Working data:
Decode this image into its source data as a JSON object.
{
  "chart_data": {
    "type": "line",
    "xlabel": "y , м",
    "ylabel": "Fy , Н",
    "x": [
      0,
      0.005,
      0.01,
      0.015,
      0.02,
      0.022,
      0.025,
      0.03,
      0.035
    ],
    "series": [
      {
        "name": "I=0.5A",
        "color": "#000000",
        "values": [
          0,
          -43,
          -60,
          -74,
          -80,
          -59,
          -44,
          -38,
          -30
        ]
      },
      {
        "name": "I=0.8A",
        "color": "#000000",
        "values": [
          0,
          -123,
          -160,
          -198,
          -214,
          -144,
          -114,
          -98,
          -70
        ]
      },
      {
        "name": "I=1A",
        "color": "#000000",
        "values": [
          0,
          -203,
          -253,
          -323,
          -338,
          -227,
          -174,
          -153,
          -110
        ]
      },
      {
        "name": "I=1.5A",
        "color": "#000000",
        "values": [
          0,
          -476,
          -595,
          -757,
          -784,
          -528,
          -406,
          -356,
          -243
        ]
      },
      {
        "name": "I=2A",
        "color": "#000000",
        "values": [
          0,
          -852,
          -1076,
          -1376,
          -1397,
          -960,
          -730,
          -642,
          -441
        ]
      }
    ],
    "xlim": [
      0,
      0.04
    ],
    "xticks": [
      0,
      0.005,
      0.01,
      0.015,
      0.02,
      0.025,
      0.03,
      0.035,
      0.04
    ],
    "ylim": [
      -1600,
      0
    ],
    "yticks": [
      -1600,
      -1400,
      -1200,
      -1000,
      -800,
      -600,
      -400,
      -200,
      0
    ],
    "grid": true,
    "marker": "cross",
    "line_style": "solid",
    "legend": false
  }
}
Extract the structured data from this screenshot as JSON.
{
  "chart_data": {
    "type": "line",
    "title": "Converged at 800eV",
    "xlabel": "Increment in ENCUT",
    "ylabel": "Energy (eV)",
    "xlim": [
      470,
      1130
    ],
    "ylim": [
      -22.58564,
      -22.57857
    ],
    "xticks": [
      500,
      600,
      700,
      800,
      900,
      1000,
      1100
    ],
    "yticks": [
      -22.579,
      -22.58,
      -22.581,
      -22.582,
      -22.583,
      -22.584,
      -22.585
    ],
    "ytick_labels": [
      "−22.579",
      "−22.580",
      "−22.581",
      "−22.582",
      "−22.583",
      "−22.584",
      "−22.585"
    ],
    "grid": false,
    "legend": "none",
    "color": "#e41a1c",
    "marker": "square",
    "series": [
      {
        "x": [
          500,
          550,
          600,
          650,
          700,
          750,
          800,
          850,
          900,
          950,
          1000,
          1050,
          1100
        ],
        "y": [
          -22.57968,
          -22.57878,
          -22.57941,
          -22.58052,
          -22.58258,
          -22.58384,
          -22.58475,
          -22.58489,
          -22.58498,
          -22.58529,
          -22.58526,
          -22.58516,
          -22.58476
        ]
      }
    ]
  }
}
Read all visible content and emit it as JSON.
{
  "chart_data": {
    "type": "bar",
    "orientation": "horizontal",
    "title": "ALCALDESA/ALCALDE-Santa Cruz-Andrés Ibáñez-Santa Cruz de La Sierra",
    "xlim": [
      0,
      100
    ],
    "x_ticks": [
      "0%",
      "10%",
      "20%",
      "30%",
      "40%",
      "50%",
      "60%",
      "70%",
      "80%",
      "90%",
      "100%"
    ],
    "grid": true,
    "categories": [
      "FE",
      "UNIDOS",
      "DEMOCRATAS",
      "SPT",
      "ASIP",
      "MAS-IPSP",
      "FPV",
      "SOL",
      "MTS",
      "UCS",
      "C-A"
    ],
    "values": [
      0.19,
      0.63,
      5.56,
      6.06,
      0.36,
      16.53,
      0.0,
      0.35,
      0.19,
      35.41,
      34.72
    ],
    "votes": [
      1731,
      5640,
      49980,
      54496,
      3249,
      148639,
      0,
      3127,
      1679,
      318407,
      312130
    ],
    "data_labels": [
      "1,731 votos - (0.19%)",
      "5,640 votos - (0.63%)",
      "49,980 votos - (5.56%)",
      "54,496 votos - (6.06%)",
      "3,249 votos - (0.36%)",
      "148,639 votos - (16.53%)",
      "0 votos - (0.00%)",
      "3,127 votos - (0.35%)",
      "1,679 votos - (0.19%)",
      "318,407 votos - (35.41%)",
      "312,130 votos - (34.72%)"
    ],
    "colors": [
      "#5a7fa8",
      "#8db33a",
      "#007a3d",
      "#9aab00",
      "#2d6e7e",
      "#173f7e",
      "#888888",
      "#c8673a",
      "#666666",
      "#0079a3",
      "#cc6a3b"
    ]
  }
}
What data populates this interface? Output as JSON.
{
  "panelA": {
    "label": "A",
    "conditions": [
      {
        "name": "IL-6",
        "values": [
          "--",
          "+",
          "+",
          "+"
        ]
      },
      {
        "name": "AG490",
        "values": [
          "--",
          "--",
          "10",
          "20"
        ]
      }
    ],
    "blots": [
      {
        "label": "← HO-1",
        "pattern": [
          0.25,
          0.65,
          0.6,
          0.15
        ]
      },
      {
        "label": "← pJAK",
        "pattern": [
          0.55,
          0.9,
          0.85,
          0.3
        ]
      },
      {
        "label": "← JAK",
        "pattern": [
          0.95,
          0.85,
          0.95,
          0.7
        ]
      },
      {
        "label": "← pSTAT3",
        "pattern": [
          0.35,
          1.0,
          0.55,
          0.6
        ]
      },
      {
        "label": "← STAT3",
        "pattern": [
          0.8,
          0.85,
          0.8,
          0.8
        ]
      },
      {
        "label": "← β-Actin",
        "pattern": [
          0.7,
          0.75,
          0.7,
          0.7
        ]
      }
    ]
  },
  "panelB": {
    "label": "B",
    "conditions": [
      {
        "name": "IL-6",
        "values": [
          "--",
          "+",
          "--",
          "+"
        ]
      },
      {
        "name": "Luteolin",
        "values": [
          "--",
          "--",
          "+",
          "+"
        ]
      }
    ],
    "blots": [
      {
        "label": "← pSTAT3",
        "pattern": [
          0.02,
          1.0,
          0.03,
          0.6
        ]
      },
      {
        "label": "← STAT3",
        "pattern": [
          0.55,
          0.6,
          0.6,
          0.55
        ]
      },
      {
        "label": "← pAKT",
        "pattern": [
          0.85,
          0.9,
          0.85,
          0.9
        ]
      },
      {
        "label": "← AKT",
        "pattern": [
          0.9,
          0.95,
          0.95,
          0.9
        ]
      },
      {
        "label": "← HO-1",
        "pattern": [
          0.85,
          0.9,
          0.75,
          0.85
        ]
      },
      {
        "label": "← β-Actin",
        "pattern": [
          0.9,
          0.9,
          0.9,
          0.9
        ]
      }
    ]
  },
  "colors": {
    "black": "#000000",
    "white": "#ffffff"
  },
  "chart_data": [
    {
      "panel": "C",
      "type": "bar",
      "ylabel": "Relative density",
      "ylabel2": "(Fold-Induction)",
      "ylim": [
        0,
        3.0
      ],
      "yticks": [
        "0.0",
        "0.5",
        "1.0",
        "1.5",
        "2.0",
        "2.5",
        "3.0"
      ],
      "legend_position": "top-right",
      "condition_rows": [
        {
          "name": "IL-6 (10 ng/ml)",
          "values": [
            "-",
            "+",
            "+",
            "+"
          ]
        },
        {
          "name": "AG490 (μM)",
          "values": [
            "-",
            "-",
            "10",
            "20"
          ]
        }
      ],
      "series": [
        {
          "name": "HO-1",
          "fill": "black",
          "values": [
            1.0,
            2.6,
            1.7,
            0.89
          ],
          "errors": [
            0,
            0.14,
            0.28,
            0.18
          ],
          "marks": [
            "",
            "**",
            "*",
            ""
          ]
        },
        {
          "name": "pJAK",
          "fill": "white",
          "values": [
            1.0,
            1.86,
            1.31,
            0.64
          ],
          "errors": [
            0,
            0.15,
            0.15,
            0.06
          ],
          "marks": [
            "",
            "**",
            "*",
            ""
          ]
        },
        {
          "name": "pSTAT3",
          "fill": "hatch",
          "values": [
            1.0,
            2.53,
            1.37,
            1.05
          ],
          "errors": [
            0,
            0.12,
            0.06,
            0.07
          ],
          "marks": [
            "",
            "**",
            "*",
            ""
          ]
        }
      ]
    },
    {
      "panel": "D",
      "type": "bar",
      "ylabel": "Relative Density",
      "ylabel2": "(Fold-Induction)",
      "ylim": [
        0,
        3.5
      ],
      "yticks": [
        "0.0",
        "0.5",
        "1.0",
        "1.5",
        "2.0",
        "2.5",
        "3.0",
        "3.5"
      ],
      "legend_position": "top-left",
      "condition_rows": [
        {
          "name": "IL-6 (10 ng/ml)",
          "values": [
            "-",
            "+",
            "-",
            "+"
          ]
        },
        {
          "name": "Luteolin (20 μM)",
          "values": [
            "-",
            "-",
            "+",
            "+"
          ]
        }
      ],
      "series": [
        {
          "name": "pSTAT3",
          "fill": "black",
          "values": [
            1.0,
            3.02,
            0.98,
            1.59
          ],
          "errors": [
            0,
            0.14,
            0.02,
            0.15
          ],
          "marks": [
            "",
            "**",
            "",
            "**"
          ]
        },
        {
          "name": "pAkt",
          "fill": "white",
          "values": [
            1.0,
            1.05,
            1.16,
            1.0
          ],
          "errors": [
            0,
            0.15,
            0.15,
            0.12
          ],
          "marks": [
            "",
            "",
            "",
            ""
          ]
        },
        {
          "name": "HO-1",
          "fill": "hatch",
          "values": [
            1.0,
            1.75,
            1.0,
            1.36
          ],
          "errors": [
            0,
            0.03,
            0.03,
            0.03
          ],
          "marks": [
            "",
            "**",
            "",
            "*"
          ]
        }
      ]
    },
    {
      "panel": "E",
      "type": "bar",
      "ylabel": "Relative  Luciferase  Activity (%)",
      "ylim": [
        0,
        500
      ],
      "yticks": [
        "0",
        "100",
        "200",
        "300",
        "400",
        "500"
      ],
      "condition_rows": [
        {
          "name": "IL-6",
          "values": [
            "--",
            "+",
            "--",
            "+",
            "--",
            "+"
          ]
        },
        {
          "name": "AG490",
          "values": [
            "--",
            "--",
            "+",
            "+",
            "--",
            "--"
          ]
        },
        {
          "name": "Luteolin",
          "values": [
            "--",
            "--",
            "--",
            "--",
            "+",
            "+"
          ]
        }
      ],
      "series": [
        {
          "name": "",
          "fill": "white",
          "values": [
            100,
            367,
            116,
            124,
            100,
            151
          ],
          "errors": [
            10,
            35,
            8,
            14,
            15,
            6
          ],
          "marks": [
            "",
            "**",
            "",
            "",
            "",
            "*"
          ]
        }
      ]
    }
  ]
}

What is required: From the listing above, copy all lines holding the word "JSON".

Solution below:
Decode this image into its source data as a JSON object.
Extract the structured data from this screenshot as JSON.
Read all visible content and emit it as JSON.
What data populates this interface? Output as JSON.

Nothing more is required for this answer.